Stored items:
========
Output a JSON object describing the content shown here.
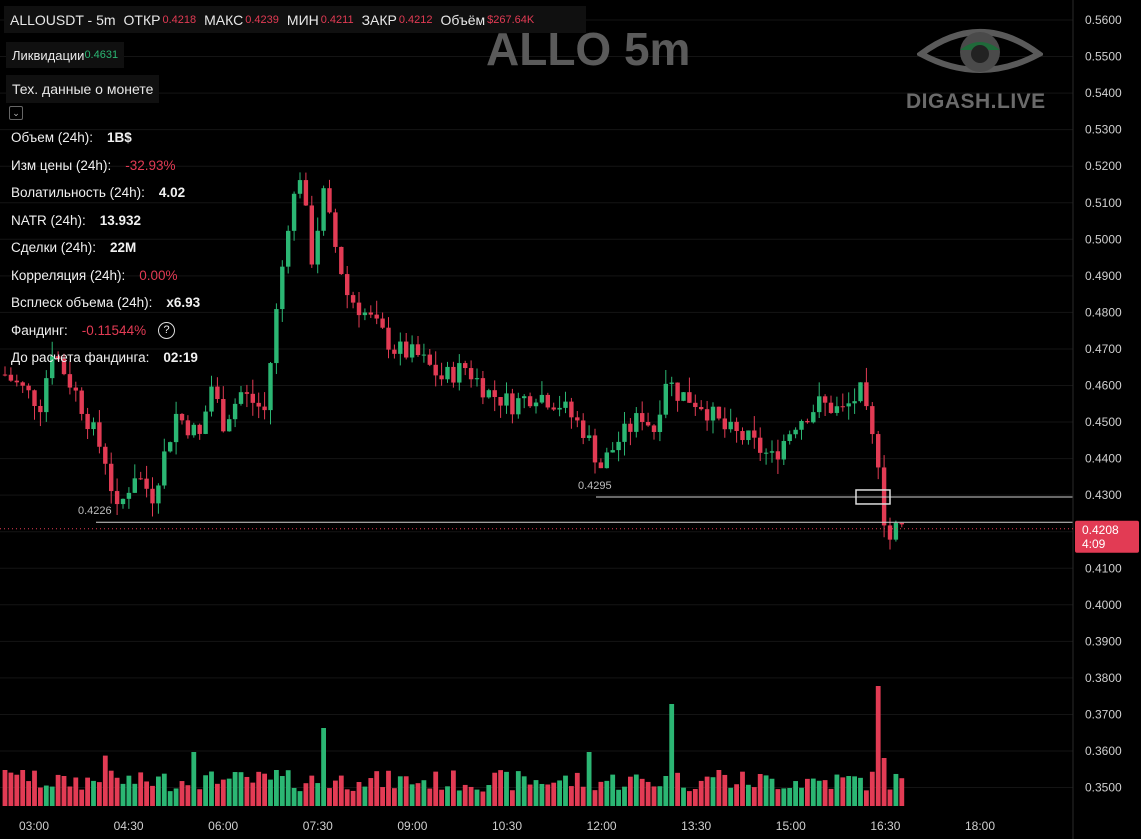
{
  "header": {
    "symbol": "ALLOUSDT - 5m",
    "open_label": "ОТКР",
    "open": "0.4218",
    "high_label": "МАКС",
    "high": "0.4239",
    "low_label": "МИН",
    "low": "0.4211",
    "close_label": "ЗАКР",
    "close": "0.4212",
    "volume_label": "Объём",
    "volume": "$267.64K"
  },
  "liquidations": {
    "label": "Ликвидации",
    "value": "0.4631"
  },
  "coin_data_button": "Тех. данные о монете",
  "stats": [
    {
      "label": "Объем (24h):",
      "value": "1B$",
      "color": "#f0f0f0"
    },
    {
      "label": "Изм цены  (24h):",
      "value": "-32.93%",
      "color": "#e23b54"
    },
    {
      "label": "Волатильность  (24h):",
      "value": "4.02",
      "color": "#f0f0f0"
    },
    {
      "label": "NATR (24h):",
      "value": "13.932",
      "color": "#f0f0f0"
    },
    {
      "label": "Сделки (24h):",
      "value": "22M",
      "color": "#f0f0f0"
    },
    {
      "label": "Корреляция (24h):",
      "value": "0.00%",
      "color": "#e23b54"
    },
    {
      "label": "Всплеск объема (24h):",
      "value": "x6.93",
      "color": "#f0f0f0"
    },
    {
      "label": "Фандинг:",
      "value": "-0.11544%",
      "color": "#e23b54"
    },
    {
      "label": "До расчета фандинга:",
      "value": "02:19",
      "color": "#f0f0f0"
    }
  ],
  "watermark": {
    "title": "ALLO 5m",
    "brand": "DIGASH.LIVE"
  },
  "chart_data": {
    "type": "candlestick",
    "price_axis": [
      "0.5600",
      "0.5500",
      "0.5400",
      "0.5300",
      "0.5200",
      "0.5100",
      "0.5000",
      "0.4900",
      "0.4800",
      "0.4700",
      "0.4600",
      "0.4500",
      "0.4400",
      "0.4300",
      "0.4200",
      "0.4100",
      "0.4000",
      "0.3900",
      "0.3800",
      "0.3700",
      "0.3600",
      "0.3500"
    ],
    "time_axis": [
      "03:00",
      "04:30",
      "06:00",
      "07:30",
      "09:00",
      "10:30",
      "12:00",
      "13:30",
      "15:00",
      "16:30",
      "18:00"
    ],
    "current_price": "0.4208",
    "countdown": "4:09",
    "levels": [
      {
        "label": "0.4226",
        "price": 0.4226
      },
      {
        "label": "0.4295",
        "price": 0.4295
      }
    ],
    "colors": {
      "up": "#2bb673",
      "down": "#e23b54",
      "grid": "#141414",
      "level": "#cfcfcf"
    },
    "price_path": [
      [
        0,
        0.463
      ],
      [
        6,
        0.455
      ],
      [
        8,
        0.47
      ],
      [
        12,
        0.458
      ],
      [
        17,
        0.44
      ],
      [
        19,
        0.425
      ],
      [
        22,
        0.436
      ],
      [
        25,
        0.43
      ],
      [
        29,
        0.452
      ],
      [
        33,
        0.446
      ],
      [
        35,
        0.46
      ],
      [
        37,
        0.45
      ],
      [
        40,
        0.458
      ],
      [
        44,
        0.453
      ],
      [
        46,
        0.48
      ],
      [
        48,
        0.505
      ],
      [
        50,
        0.518
      ],
      [
        52,
        0.495
      ],
      [
        54,
        0.512
      ],
      [
        56,
        0.498
      ],
      [
        58,
        0.485
      ],
      [
        62,
        0.478
      ],
      [
        66,
        0.47
      ],
      [
        70,
        0.468
      ],
      [
        74,
        0.462
      ],
      [
        78,
        0.465
      ],
      [
        82,
        0.458
      ],
      [
        86,
        0.455
      ],
      [
        90,
        0.458
      ],
      [
        94,
        0.455
      ],
      [
        98,
        0.448
      ],
      [
        101,
        0.438
      ],
      [
        104,
        0.445
      ],
      [
        108,
        0.452
      ],
      [
        110,
        0.448
      ],
      [
        112,
        0.462
      ],
      [
        114,
        0.458
      ],
      [
        118,
        0.455
      ],
      [
        122,
        0.448
      ],
      [
        126,
        0.445
      ],
      [
        130,
        0.44
      ],
      [
        134,
        0.45
      ],
      [
        138,
        0.455
      ],
      [
        142,
        0.453
      ],
      [
        145,
        0.458
      ],
      [
        147,
        0.445
      ],
      [
        148,
        0.44
      ],
      [
        149,
        0.424
      ],
      [
        150,
        0.418
      ],
      [
        151,
        0.421
      ],
      [
        152,
        0.421
      ]
    ],
    "volume_spikes": [
      [
        0,
        0.3
      ],
      [
        3,
        0.3
      ],
      [
        10,
        0.25
      ],
      [
        17,
        0.42
      ],
      [
        23,
        0.28
      ],
      [
        32,
        0.45
      ],
      [
        37,
        0.22
      ],
      [
        46,
        0.3
      ],
      [
        54,
        0.65
      ],
      [
        60,
        0.2
      ],
      [
        99,
        0.45
      ],
      [
        113,
        0.85
      ],
      [
        121,
        0.3
      ],
      [
        148,
        1.0
      ],
      [
        149,
        0.4
      ]
    ]
  }
}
========
» WHAT YOU NEED TO DO:
Each line of the material must be retyped exactly, except that images are omitted.

» EXERCISE SOLUTION:
Output a JSON object describing the content shown here.
{
  "header": {
    "symbol": "ALLOUSDT - 5m",
    "open_label": "ОТКР",
    "open": "0.4218",
    "high_label": "МАКС",
    "high": "0.4239",
    "low_label": "МИН",
    "low": "0.4211",
    "close_label": "ЗАКР",
    "close": "0.4212",
    "volume_label": "Объём",
    "volume": "$267.64K"
  },
  "liquidations": {
    "label": "Ликвидации",
    "value": "0.4631"
  },
  "coin_data_button": "Тех. данные о монете",
  "stats": [
    {
      "label": "Объем (24h):",
      "value": "1B$",
      "color": "#f0f0f0"
    },
    {
      "label": "Изм цены  (24h):",
      "value": "-32.93%",
      "color": "#e23b54"
    },
    {
      "label": "Волатильность  (24h):",
      "value": "4.02",
      "color": "#f0f0f0"
    },
    {
      "label": "NATR (24h):",
      "value": "13.932",
      "color": "#f0f0f0"
    },
    {
      "label": "Сделки (24h):",
      "value": "22M",
      "color": "#f0f0f0"
    },
    {
      "label": "Корреляция (24h):",
      "value": "0.00%",
      "color": "#e23b54"
    },
    {
      "label": "Всплеск объема (24h):",
      "value": "x6.93",
      "color": "#f0f0f0"
    },
    {
      "label": "Фандинг:",
      "value": "-0.11544%",
      "color": "#e23b54"
    },
    {
      "label": "До расчета фандинга:",
      "value": "02:19",
      "color": "#f0f0f0"
    }
  ],
  "watermark": {
    "title": "ALLO 5m",
    "brand": "DIGASH.LIVE"
  },
  "chart_data": {
    "type": "candlestick",
    "price_axis": [
      "0.5600",
      "0.5500",
      "0.5400",
      "0.5300",
      "0.5200",
      "0.5100",
      "0.5000",
      "0.4900",
      "0.4800",
      "0.4700",
      "0.4600",
      "0.4500",
      "0.4400",
      "0.4300",
      "0.4200",
      "0.4100",
      "0.4000",
      "0.3900",
      "0.3800",
      "0.3700",
      "0.3600",
      "0.3500"
    ],
    "time_axis": [
      "03:00",
      "04:30",
      "06:00",
      "07:30",
      "09:00",
      "10:30",
      "12:00",
      "13:30",
      "15:00",
      "16:30",
      "18:00"
    ],
    "current_price": "0.4208",
    "countdown": "4:09",
    "levels": [
      {
        "label": "0.4226",
        "price": 0.4226
      },
      {
        "label": "0.4295",
        "price": 0.4295
      }
    ],
    "colors": {
      "up": "#2bb673",
      "down": "#e23b54",
      "grid": "#141414",
      "level": "#cfcfcf"
    },
    "price_path": [
      [
        0,
        0.463
      ],
      [
        6,
        0.455
      ],
      [
        8,
        0.47
      ],
      [
        12,
        0.458
      ],
      [
        17,
        0.44
      ],
      [
        19,
        0.425
      ],
      [
        22,
        0.436
      ],
      [
        25,
        0.43
      ],
      [
        29,
        0.452
      ],
      [
        33,
        0.446
      ],
      [
        35,
        0.46
      ],
      [
        37,
        0.45
      ],
      [
        40,
        0.458
      ],
      [
        44,
        0.453
      ],
      [
        46,
        0.48
      ],
      [
        48,
        0.505
      ],
      [
        50,
        0.518
      ],
      [
        52,
        0.495
      ],
      [
        54,
        0.512
      ],
      [
        56,
        0.498
      ],
      [
        58,
        0.485
      ],
      [
        62,
        0.478
      ],
      [
        66,
        0.47
      ],
      [
        70,
        0.468
      ],
      [
        74,
        0.462
      ],
      [
        78,
        0.465
      ],
      [
        82,
        0.458
      ],
      [
        86,
        0.455
      ],
      [
        90,
        0.458
      ],
      [
        94,
        0.455
      ],
      [
        98,
        0.448
      ],
      [
        101,
        0.438
      ],
      [
        104,
        0.445
      ],
      [
        108,
        0.452
      ],
      [
        110,
        0.448
      ],
      [
        112,
        0.462
      ],
      [
        114,
        0.458
      ],
      [
        118,
        0.455
      ],
      [
        122,
        0.448
      ],
      [
        126,
        0.445
      ],
      [
        130,
        0.44
      ],
      [
        134,
        0.45
      ],
      [
        138,
        0.455
      ],
      [
        142,
        0.453
      ],
      [
        145,
        0.458
      ],
      [
        147,
        0.445
      ],
      [
        148,
        0.44
      ],
      [
        149,
        0.424
      ],
      [
        150,
        0.418
      ],
      [
        151,
        0.421
      ],
      [
        152,
        0.421
      ]
    ],
    "volume_spikes": [
      [
        0,
        0.3
      ],
      [
        3,
        0.3
      ],
      [
        10,
        0.25
      ],
      [
        17,
        0.42
      ],
      [
        23,
        0.28
      ],
      [
        32,
        0.45
      ],
      [
        37,
        0.22
      ],
      [
        46,
        0.3
      ],
      [
        54,
        0.65
      ],
      [
        60,
        0.2
      ],
      [
        99,
        0.45
      ],
      [
        113,
        0.85
      ],
      [
        121,
        0.3
      ],
      [
        148,
        1.0
      ],
      [
        149,
        0.4
      ]
    ]
  }
}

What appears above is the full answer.